Tally the lines in the listing below that include "vertical". Answer with the count and nothing more.

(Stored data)
══════════════════════════════

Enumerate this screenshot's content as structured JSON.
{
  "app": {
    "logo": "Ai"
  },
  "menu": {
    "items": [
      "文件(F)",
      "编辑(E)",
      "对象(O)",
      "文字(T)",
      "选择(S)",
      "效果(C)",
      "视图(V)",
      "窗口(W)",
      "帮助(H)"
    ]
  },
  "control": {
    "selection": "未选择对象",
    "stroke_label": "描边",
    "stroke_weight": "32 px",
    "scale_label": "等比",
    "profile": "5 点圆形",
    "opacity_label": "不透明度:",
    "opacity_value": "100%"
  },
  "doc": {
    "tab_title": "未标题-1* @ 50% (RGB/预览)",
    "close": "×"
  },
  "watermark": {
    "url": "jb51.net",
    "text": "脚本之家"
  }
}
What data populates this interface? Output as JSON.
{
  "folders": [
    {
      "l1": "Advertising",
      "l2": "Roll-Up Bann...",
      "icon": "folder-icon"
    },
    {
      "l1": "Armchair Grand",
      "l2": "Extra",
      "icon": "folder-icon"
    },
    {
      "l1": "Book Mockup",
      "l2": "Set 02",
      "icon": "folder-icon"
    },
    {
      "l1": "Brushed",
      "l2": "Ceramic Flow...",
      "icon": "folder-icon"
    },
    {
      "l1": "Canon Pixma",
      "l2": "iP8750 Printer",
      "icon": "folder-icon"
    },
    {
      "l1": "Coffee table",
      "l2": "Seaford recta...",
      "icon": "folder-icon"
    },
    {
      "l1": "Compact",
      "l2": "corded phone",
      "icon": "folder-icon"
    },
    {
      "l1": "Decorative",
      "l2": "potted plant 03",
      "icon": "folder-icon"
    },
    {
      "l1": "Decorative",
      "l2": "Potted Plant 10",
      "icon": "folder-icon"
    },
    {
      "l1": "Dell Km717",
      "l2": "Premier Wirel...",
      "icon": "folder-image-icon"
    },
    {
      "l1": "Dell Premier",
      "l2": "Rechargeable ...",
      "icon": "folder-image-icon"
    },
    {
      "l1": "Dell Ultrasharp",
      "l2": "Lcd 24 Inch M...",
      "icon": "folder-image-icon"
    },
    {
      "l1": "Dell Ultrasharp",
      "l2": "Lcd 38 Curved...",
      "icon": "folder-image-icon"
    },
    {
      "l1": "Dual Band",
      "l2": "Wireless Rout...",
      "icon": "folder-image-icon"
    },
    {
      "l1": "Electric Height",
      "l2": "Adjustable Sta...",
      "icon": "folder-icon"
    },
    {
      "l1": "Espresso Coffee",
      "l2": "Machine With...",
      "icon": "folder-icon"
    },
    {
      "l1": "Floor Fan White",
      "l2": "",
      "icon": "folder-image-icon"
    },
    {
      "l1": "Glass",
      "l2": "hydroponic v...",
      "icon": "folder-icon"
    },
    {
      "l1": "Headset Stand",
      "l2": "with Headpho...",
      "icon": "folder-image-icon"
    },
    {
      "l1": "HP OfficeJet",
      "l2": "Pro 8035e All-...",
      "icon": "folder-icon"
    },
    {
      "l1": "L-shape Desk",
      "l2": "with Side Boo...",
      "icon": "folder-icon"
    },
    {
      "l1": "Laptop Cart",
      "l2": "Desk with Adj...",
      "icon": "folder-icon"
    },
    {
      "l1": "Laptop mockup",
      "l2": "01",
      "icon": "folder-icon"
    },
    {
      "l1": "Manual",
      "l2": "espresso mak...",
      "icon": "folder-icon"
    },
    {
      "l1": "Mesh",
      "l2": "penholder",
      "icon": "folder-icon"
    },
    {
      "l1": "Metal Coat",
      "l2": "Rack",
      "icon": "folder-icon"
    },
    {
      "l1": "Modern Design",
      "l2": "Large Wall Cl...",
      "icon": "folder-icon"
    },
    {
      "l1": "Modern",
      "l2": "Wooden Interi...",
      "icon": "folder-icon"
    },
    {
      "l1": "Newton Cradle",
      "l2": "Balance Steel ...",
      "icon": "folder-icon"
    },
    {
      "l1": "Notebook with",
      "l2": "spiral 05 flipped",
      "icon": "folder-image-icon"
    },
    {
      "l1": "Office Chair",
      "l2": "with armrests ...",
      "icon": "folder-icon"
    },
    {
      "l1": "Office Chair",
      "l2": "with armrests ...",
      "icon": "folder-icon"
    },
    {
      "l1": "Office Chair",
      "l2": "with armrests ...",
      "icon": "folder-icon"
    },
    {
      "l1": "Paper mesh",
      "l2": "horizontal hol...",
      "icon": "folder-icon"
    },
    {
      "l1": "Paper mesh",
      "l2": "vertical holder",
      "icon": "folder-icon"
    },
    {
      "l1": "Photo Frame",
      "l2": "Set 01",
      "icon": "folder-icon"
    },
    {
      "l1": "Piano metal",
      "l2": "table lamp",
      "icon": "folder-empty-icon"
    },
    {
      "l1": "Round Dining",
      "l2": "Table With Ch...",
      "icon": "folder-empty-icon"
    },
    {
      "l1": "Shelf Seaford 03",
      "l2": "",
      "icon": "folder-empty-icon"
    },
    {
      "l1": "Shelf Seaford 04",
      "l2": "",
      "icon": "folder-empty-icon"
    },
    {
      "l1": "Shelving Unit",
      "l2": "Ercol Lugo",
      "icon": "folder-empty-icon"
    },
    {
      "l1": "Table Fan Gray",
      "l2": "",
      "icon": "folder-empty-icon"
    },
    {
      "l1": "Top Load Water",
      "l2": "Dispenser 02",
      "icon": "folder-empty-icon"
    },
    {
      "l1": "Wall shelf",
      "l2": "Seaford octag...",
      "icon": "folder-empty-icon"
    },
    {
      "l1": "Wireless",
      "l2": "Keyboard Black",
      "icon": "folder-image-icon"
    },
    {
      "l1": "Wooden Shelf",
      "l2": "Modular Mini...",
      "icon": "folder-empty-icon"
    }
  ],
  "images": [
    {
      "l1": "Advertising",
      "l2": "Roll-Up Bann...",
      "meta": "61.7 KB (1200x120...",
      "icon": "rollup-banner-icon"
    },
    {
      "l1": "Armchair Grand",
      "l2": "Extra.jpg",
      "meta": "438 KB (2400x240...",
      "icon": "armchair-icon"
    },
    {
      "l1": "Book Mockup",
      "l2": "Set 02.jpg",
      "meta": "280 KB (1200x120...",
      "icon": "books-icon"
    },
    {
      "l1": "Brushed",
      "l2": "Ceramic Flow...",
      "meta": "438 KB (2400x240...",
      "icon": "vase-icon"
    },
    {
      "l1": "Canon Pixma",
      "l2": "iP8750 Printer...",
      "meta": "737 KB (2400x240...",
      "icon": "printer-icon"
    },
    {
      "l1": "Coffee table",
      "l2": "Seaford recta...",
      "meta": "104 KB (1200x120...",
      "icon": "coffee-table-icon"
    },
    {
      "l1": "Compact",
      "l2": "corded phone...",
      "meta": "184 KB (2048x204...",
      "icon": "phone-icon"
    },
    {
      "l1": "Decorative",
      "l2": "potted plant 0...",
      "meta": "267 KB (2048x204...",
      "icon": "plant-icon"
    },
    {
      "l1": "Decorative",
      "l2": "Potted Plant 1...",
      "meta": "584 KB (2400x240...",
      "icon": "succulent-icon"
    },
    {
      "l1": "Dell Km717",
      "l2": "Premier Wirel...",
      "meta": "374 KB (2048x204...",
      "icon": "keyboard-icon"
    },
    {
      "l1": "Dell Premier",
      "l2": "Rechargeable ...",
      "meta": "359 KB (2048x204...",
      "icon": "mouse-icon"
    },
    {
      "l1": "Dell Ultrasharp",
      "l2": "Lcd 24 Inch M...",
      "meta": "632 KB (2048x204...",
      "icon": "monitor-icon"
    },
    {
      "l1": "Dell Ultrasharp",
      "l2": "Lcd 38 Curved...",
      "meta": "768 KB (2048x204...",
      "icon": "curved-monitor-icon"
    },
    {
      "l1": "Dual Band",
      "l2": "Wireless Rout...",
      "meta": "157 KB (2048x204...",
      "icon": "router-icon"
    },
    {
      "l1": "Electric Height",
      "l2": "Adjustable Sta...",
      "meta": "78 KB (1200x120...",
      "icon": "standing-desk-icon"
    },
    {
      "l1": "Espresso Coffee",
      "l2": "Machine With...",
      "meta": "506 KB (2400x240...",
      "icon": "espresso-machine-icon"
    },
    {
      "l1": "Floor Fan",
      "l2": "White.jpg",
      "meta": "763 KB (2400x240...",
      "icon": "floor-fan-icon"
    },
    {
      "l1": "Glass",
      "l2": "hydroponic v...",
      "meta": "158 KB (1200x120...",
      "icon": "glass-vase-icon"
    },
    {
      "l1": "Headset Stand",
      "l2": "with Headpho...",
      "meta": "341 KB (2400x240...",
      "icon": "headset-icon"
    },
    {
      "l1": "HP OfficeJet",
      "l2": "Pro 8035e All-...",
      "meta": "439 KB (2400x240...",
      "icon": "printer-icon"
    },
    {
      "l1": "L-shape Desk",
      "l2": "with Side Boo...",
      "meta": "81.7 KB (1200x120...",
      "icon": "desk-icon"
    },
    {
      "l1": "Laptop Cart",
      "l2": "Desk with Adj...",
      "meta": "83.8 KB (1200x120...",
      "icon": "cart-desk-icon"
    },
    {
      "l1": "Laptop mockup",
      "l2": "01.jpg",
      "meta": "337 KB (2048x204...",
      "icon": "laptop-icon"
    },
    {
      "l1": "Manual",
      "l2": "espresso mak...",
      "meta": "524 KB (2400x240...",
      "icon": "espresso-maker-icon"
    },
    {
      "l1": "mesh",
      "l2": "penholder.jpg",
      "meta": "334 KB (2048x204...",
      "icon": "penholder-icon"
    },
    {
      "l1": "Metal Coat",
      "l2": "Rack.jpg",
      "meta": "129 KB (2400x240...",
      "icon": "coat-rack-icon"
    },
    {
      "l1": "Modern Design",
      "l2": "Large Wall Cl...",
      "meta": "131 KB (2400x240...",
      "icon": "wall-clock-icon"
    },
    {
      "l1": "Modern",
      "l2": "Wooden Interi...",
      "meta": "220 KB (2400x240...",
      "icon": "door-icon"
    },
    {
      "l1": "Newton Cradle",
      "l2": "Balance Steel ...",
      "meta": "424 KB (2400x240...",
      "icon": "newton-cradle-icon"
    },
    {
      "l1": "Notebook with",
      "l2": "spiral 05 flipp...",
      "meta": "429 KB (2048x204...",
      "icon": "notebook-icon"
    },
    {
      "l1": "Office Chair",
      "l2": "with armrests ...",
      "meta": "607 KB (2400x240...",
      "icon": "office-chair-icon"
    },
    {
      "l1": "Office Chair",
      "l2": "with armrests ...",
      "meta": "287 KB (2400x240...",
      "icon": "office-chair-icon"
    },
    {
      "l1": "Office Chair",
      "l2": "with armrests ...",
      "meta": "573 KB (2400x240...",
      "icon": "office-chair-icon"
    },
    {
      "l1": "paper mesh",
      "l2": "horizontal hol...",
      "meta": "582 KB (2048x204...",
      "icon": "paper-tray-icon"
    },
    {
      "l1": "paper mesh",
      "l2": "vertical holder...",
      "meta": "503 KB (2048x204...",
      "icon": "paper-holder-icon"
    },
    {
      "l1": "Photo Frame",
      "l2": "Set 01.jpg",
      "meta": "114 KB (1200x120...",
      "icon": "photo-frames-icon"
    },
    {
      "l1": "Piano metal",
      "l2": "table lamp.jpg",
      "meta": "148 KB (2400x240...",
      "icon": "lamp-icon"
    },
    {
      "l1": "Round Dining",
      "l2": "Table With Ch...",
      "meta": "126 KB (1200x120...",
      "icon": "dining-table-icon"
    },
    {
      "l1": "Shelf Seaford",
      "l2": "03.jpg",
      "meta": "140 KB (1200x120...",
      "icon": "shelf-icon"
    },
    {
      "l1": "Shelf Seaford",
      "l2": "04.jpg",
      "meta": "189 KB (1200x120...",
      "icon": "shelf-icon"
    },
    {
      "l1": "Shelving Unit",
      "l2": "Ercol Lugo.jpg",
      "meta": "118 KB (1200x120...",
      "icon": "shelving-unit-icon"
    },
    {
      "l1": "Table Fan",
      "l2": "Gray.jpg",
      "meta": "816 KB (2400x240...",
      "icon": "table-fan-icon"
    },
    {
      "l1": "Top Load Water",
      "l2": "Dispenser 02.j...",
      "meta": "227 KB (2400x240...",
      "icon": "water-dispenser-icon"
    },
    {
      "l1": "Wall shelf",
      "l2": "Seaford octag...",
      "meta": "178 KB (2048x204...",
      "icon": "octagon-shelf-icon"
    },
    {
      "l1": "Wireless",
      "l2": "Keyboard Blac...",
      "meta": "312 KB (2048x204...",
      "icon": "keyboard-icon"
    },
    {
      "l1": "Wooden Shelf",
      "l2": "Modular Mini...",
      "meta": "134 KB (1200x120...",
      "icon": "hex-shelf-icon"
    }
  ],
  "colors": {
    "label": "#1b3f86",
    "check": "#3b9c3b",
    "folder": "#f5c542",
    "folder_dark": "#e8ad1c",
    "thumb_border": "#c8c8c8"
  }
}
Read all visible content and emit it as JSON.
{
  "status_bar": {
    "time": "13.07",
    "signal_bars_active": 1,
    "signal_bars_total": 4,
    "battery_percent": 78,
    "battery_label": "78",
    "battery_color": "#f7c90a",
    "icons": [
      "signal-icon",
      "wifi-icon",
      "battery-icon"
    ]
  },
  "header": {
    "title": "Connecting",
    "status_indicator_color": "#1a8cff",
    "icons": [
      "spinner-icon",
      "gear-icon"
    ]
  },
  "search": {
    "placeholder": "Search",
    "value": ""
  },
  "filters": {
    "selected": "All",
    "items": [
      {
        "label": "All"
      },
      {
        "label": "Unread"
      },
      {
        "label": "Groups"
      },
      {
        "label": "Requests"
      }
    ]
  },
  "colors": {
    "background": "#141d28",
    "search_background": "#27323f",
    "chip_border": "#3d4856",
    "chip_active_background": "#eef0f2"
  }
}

══════════════════════════════

● **COMPLETED EXERCISE**
2